Instructions to follow> Return all of the data exactly, with nothing left out but the pictures.

Record set>
..........
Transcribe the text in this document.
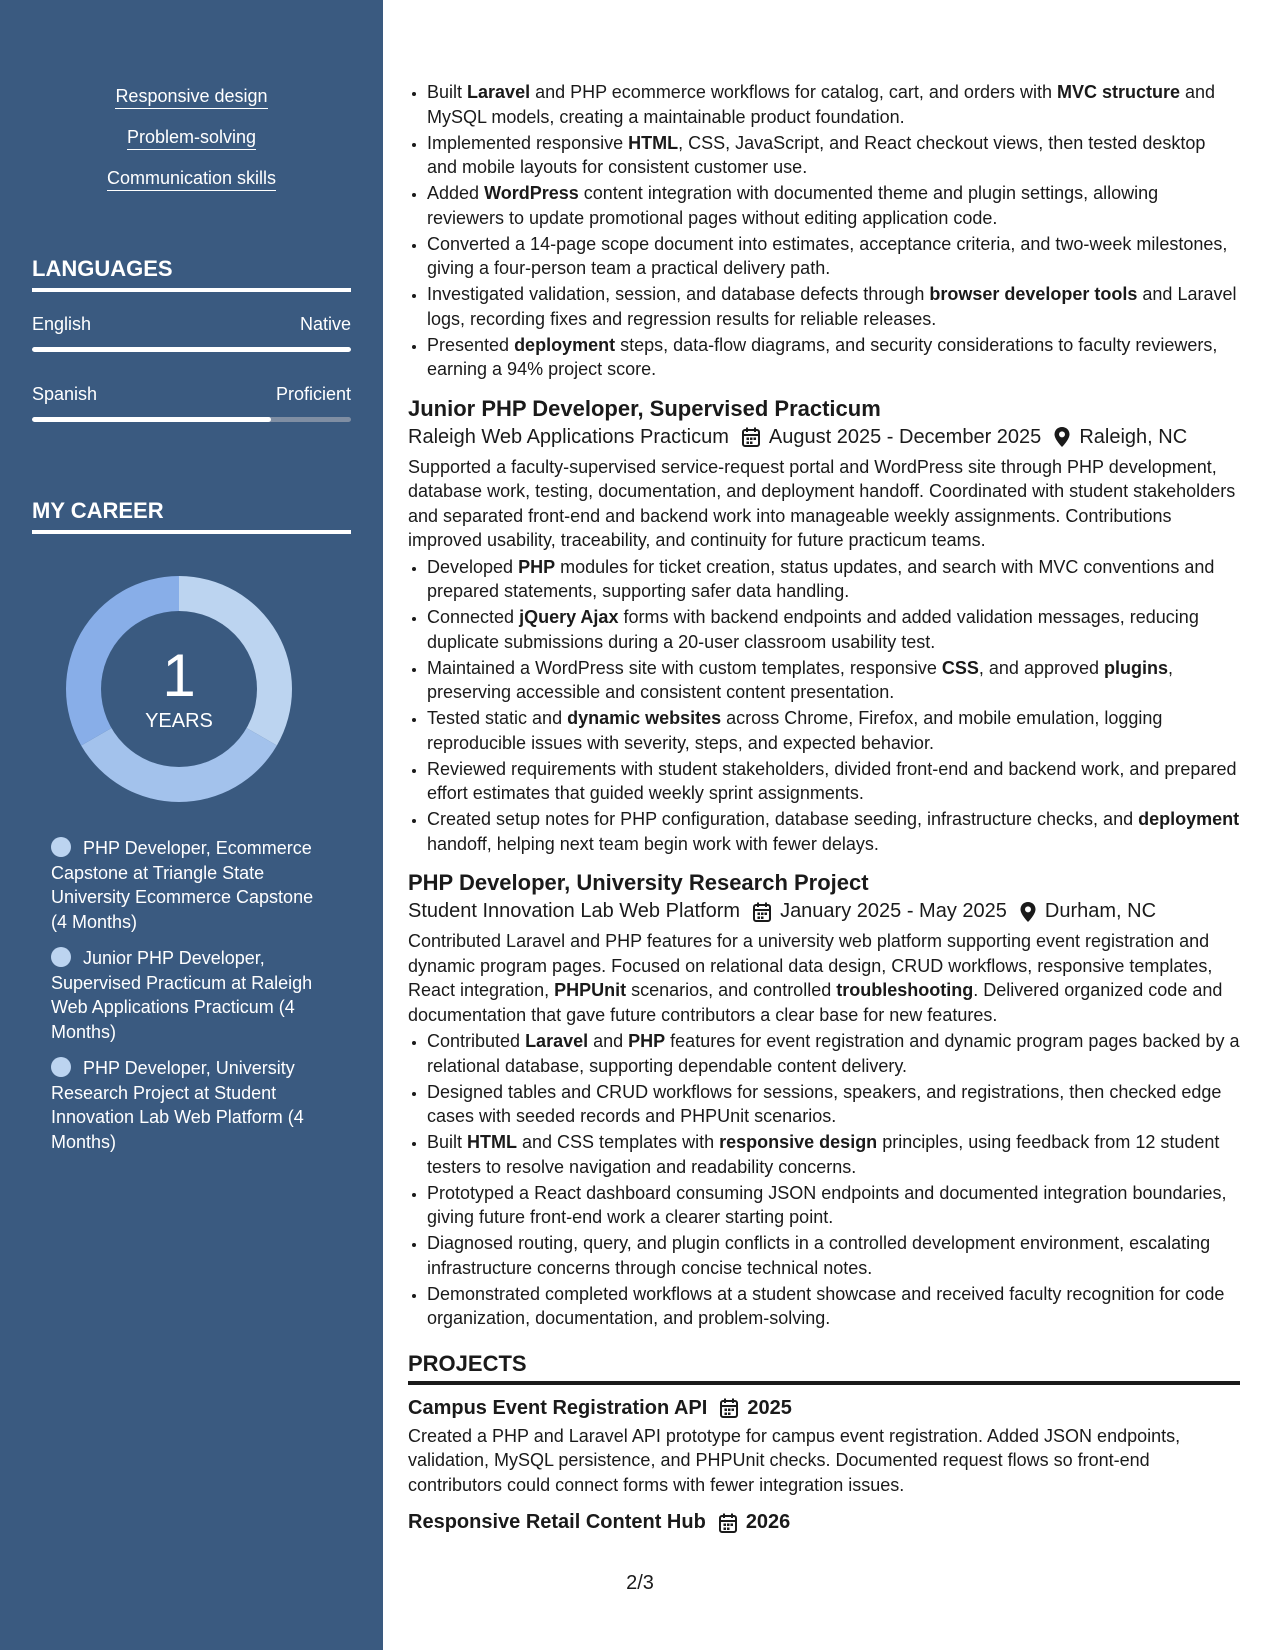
Responsive design
Problem-solving
Communication skills
LANGUAGES
English	Native
Spanish	Proficient
MY CAREER
1
YEARS
PHP Developer, Ecommerce Capstone at Triangle State University Ecommerce Capstone (4 Months)
Junior PHP Developer, Supervised Practicum at Raleigh Web Applications Practicum (4 Months)
PHP Developer, University Research Project at Student Innovation Lab Web Platform (4 Months)
• Built Laravel and PHP ecommerce workflows for catalog, cart, and orders with MVC structure and MySQL models, creating a maintainable product foundation.
• Implemented responsive HTML, CSS, JavaScript, and React checkout views, then tested desktop and mobile layouts for consistent customer use.
• Added WordPress content integration with documented theme and plugin settings, allowing reviewers to update promotional pages without editing application code.
• Converted a 14-page scope document into estimates, acceptance criteria, and two-week milestones, giving a four-person team a practical delivery path.
• Investigated validation, session, and database defects through browser developer tools and Laravel logs, recording fixes and regression results for reliable releases.
• Presented deployment steps, data-flow diagrams, and security considerations to faculty reviewers, earning a 94% project score.
Junior PHP Developer, Supervised Practicum
Raleigh Web Applications Practicum August 2025 - December 2025 Raleigh, NC

Supported a faculty-supervised service-request portal and WordPress site through PHP development, database work, testing, documentation, and deployment handoff. Coordinated with student stakeholders and separated front-end and backend work into manageable weekly assignments. Contributions improved usability, traceability, and continuity for future practicum teams.

• Developed PHP modules for ticket creation, status updates, and search with MVC conventions and prepared statements, supporting safer data handling.
• Connected jQuery Ajax forms with backend endpoints and added validation messages, reducing duplicate submissions during a 20-user classroom usability test.
• Maintained a WordPress site with custom templates, responsive CSS, and approved plugins, preserving accessible and consistent content presentation.
• Tested static and dynamic websites across Chrome, Firefox, and mobile emulation, logging reproducible issues with severity, steps, and expected behavior.
• Reviewed requirements with student stakeholders, divided front-end and backend work, and prepared effort estimates that guided weekly sprint assignments.
• Created setup notes for PHP configuration, database seeding, infrastructure checks, and deployment handoff, helping next team begin work with fewer delays.
PHP Developer, University Research Project
Student Innovation Lab Web Platform January 2025 - May 2025 Durham, NC

Contributed Laravel and PHP features for a university web platform supporting event registration and dynamic program pages. Focused on relational data design, CRUD workflows, responsive templates, React integration, PHPUnit scenarios, and controlled troubleshooting. Delivered organized code and documentation that gave future contributors a clear base for new features.

• Contributed Laravel and PHP features for event registration and dynamic program pages backed by a relational database, supporting dependable content delivery.
• Designed tables and CRUD workflows for sessions, speakers, and registrations, then checked edge cases with seeded records and PHPUnit scenarios.
• Built HTML and CSS templates with responsive design principles, using feedback from 12 student testers to resolve navigation and readability concerns.
• Prototyped a React dashboard consuming JSON endpoints and documented integration boundaries, giving future front-end work a clearer starting point.
• Diagnosed routing, query, and plugin conflicts in a controlled development environment, escalating infrastructure concerns through concise technical notes.
• Demonstrated completed workflows at a student showcase and received faculty recognition for code organization, documentation, and problem-solving.
PROJECTS
Campus Event Registration API 2025

Created a PHP and Laravel API prototype for campus event registration. Added JSON endpoints, validation, MySQL persistence, and PHPUnit checks. Documented request flows so front-end contributors could connect forms with fewer integration issues.

Responsive Retail Content Hub 2026
2/3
..........
Expected output>
Transcribe the text in this document.
Responsive design
Problem-solving
Communication skills
LANGUAGES
English	Native
Spanish	Proficient
MY CAREER
1
YEARS
PHP Developer, Ecommerce Capstone at Triangle State University Ecommerce Capstone (4 Months)
Junior PHP Developer, Supervised Practicum at Raleigh Web Applications Practicum (4 Months)
PHP Developer, University Research Project at Student Innovation Lab Web Platform (4 Months)
• Built Laravel and PHP ecommerce workflows for catalog, cart, and orders with MVC structure and MySQL models, creating a maintainable product foundation.
• Implemented responsive HTML, CSS, JavaScript, and React checkout views, then tested desktop and mobile layouts for consistent customer use.
• Added WordPress content integration with documented theme and plugin settings, allowing reviewers to update promotional pages without editing application code.
• Converted a 14-page scope document into estimates, acceptance criteria, and two-week milestones, giving a four-person team a practical delivery path.
• Investigated validation, session, and database defects through browser developer tools and Laravel logs, recording fixes and regression results for reliable releases.
• Presented deployment steps, data-flow diagrams, and security considerations to faculty reviewers, earning a 94% project score.
Junior PHP Developer, Supervised Practicum
Raleigh Web Applications Practicum August 2025 - December 2025 Raleigh, NC

Supported a faculty-supervised service-request portal and WordPress site through PHP development, database work, testing, documentation, and deployment handoff. Coordinated with student stakeholders and separated front-end and backend work into manageable weekly assignments. Contributions improved usability, traceability, and continuity for future practicum teams.

• Developed PHP modules for ticket creation, status updates, and search with MVC conventions and prepared statements, supporting safer data handling.
• Connected jQuery Ajax forms with backend endpoints and added validation messages, reducing duplicate submissions during a 20-user classroom usability test.
• Maintained a WordPress site with custom templates, responsive CSS, and approved plugins, preserving accessible and consistent content presentation.
• Tested static and dynamic websites across Chrome, Firefox, and mobile emulation, logging reproducible issues with severity, steps, and expected behavior.
• Reviewed requirements with student stakeholders, divided front-end and backend work, and prepared effort estimates that guided weekly sprint assignments.
• Created setup notes for PHP configuration, database seeding, infrastructure checks, and deployment handoff, helping next team begin work with fewer delays.
PHP Developer, University Research Project
Student Innovation Lab Web Platform January 2025 - May 2025 Durham, NC

Contributed Laravel and PHP features for a university web platform supporting event registration and dynamic program pages. Focused on relational data design, CRUD workflows, responsive templates, React integration, PHPUnit scenarios, and controlled troubleshooting. Delivered organized code and documentation that gave future contributors a clear base for new features.

• Contributed Laravel and PHP features for event registration and dynamic program pages backed by a relational database, supporting dependable content delivery.
• Designed tables and CRUD workflows for sessions, speakers, and registrations, then checked edge cases with seeded records and PHPUnit scenarios.
• Built HTML and CSS templates with responsive design principles, using feedback from 12 student testers to resolve navigation and readability concerns.
• Prototyped a React dashboard consuming JSON endpoints and documented integration boundaries, giving future front-end work a clearer starting point.
• Diagnosed routing, query, and plugin conflicts in a controlled development environment, escalating infrastructure concerns through concise technical notes.
• Demonstrated completed workflows at a student showcase and received faculty recognition for code organization, documentation, and problem-solving.
PROJECTS
Campus Event Registration API 2025

Created a PHP and Laravel API prototype for campus event registration. Added JSON endpoints, validation, MySQL persistence, and PHPUnit checks. Documented request flows so front-end contributors could connect forms with fewer integration issues.

Responsive Retail Content Hub 2026
2/3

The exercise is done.